** BEGIN **

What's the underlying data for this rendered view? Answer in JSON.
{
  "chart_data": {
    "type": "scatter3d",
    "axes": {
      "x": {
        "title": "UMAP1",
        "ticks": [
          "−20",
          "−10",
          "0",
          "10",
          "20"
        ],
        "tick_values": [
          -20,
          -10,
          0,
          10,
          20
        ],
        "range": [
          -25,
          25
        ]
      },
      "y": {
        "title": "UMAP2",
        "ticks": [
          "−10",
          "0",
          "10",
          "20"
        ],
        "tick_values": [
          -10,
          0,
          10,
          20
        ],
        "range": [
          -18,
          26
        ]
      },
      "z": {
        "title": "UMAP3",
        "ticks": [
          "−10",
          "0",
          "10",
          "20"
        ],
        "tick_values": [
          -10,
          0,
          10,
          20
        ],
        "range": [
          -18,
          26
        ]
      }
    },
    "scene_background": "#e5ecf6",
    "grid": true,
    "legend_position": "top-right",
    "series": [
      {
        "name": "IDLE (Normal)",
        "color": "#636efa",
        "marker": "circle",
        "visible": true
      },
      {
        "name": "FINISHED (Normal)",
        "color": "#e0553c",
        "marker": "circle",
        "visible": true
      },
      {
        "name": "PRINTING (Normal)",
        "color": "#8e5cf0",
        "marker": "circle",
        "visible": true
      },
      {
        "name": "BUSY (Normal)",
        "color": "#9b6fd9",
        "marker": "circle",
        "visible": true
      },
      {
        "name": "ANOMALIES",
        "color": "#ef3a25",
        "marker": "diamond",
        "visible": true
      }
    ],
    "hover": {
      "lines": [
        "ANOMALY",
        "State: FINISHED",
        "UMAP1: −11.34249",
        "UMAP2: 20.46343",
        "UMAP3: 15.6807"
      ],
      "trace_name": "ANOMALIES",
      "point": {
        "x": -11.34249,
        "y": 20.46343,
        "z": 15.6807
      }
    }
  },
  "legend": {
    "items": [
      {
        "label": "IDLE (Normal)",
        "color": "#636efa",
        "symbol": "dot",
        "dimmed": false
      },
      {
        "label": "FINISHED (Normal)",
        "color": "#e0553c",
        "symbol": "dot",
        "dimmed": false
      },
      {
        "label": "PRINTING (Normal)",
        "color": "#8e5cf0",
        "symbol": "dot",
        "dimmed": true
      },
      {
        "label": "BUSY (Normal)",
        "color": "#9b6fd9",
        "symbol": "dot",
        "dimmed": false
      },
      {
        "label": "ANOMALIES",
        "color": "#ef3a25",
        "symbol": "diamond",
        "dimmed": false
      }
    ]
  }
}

** END **

Your instructions: Say how many lines in the records contain the string "FINISHED", and say nothing else.

Written reply: 3